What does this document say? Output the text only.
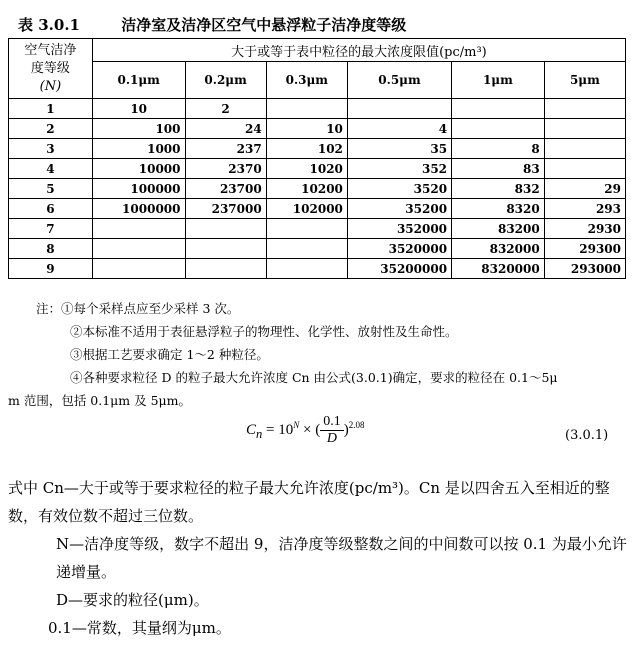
表 3.0.1	洁净室及洁净区空气中悬浮粒子洁净度等级
空气洁净
度等级
(N)	大于或等于表中粒径的最大浓度限值(pc/m³)					
	0.1μm	0.2μm	0.3μm	0.5μm	1μm	5μm
1	10	2				
2	100	24	10	4		
3	1000	237	102	35	8	
4	10000	2370	1020	352	83	
5	100000	23700	10200	3520	832	29
6	1000000	237000	102000	35200	8320	293
7				352000	83200	2930
8				3520000	832000	29300
9				35200000	8320000	293000
注：①每个采样点应至少采样 3 次。
②本标准不适用于表征悬浮粒子的物理性、化学性、放射性及生命性。
③根据工艺要求确定 1～2 种粒径。
④各种要求粒径 D 的粒子最大允许浓度 Cn 由公式(3.0.1)确定，要求的粒径在 0.1～5μ
m 范围，包括 0.1μm 及 5μm。
$C_n = 10^N$ × ( $\frac{0.1}{D} )^{2.08}$
(3.0.1)

式中 Cn—大于或等于要求粒径的粒子最大允许浓度(pc/m³)。Cn 是以四舍五入至相近的整数，有效位数不超过三位数。

N—洁净度等级，数字不超出 9，洁净度等级整数之间的中间数可以按 0.1 为最小允许递增量。

D—要求的粒径(μm)。

0.1—常数，其量纲为μm。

• **Exercise requirements**: Copy the material above exactly and drop the pictures.

• **Correct result**:
What does this document say? Output the text only.
表 3.0.1	洁净室及洁净区空气中悬浮粒子洁净度等级
空气洁净
度等级
(N)	大于或等于表中粒径的最大浓度限值(pc/m³)					
	0.1μm	0.2μm	0.3μm	0.5μm	1μm	5μm
1	10	2				
2	100	24	10	4		
3	1000	237	102	35	8	
4	10000	2370	1020	352	83	
5	100000	23700	10200	3520	832	29
6	1000000	237000	102000	35200	8320	293
7				352000	83200	2930
8				3520000	832000	29300
9				35200000	8320000	293000
注：①每个采样点应至少采样 3 次。
②本标准不适用于表征悬浮粒子的物理性、化学性、放射性及生命性。
③根据工艺要求确定 1～2 种粒径。
④各种要求粒径 D 的粒子最大允许浓度 Cn 由公式(3.0.1)确定，要求的粒径在 0.1～5μ
m 范围，包括 0.1μm 及 5μm。
$C_n = 10^N$ × ( $\frac{0.1}{D} )^{2.08}$
(3.0.1)

式中 Cn—大于或等于要求粒径的粒子最大允许浓度(pc/m³)。Cn 是以四舍五入至相近的整数，有效位数不超过三位数。

N—洁净度等级，数字不超出 9，洁净度等级整数之间的中间数可以按 0.1 为最小允许递增量。

D—要求的粒径(μm)。

0.1—常数，其量纲为μm。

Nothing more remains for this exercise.